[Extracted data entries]
☆ ☆ ☆ ☆ ☆ ☆ ☆
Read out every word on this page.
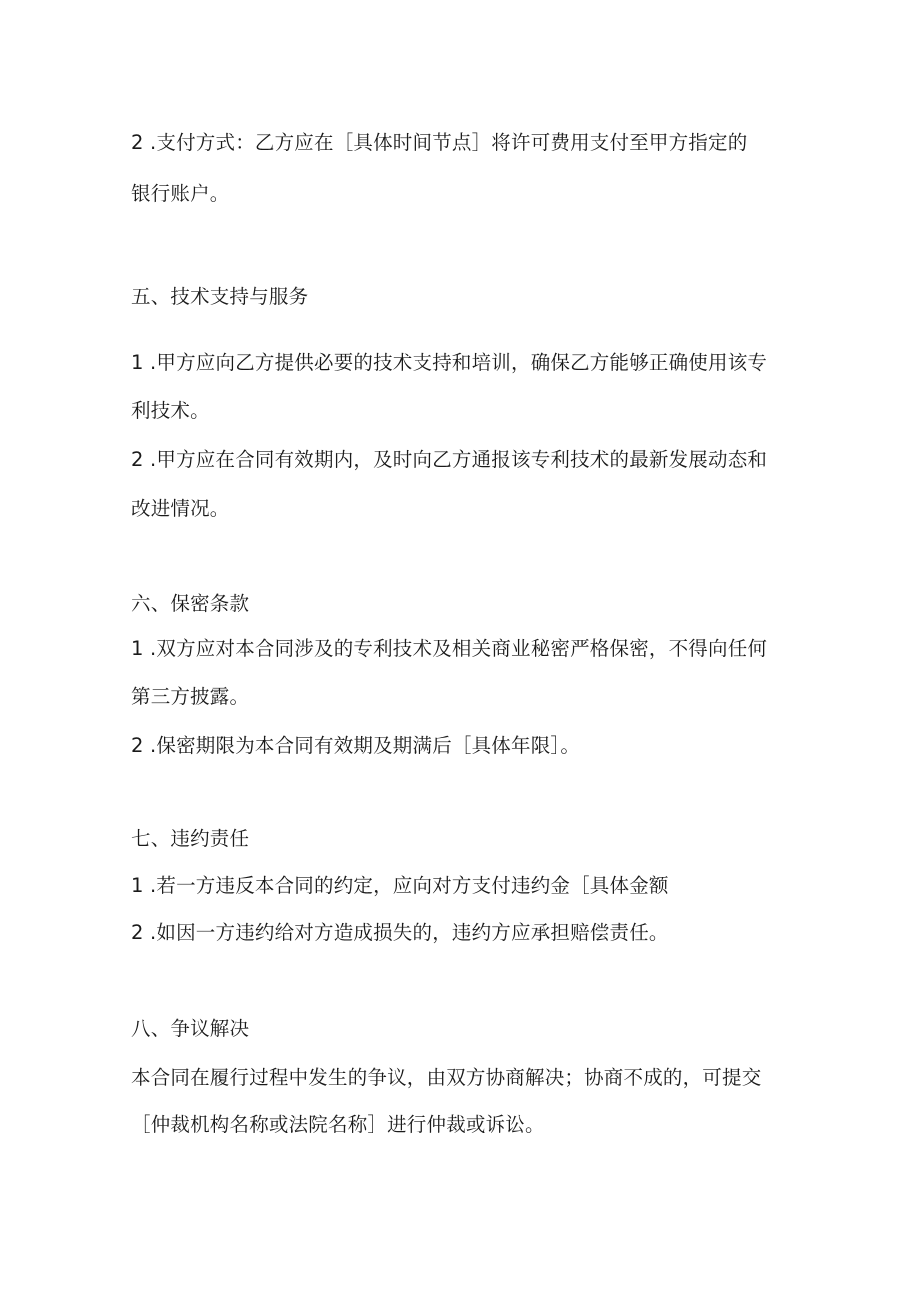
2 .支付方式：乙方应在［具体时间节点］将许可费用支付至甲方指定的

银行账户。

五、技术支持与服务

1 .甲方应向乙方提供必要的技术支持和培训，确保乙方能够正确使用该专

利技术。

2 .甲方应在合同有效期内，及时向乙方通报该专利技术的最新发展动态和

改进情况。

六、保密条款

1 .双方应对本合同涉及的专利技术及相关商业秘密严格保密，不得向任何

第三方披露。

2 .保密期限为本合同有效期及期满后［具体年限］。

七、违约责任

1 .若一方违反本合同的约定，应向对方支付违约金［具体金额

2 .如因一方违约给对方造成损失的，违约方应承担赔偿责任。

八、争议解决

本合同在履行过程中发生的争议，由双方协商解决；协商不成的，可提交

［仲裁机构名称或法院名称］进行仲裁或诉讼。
☆ ☆ ☆ ☆ ☆ ☆ ☆
Your copy should match the entries exactly, minus the pictures.

◆ **Result**
Read out every word on this page.
2 .支付方式：乙方应在［具体时间节点］将许可费用支付至甲方指定的

银行账户。

五、技术支持与服务

1 .甲方应向乙方提供必要的技术支持和培训，确保乙方能够正确使用该专

利技术。

2 .甲方应在合同有效期内，及时向乙方通报该专利技术的最新发展动态和

改进情况。

六、保密条款

1 .双方应对本合同涉及的专利技术及相关商业秘密严格保密，不得向任何

第三方披露。

2 .保密期限为本合同有效期及期满后［具体年限］。

七、违约责任

1 .若一方违反本合同的约定，应向对方支付违约金［具体金额

2 .如因一方违约给对方造成损失的，违约方应承担赔偿责任。

八、争议解决

本合同在履行过程中发生的争议，由双方协商解决；协商不成的，可提交

［仲裁机构名称或法院名称］进行仲裁或诉讼。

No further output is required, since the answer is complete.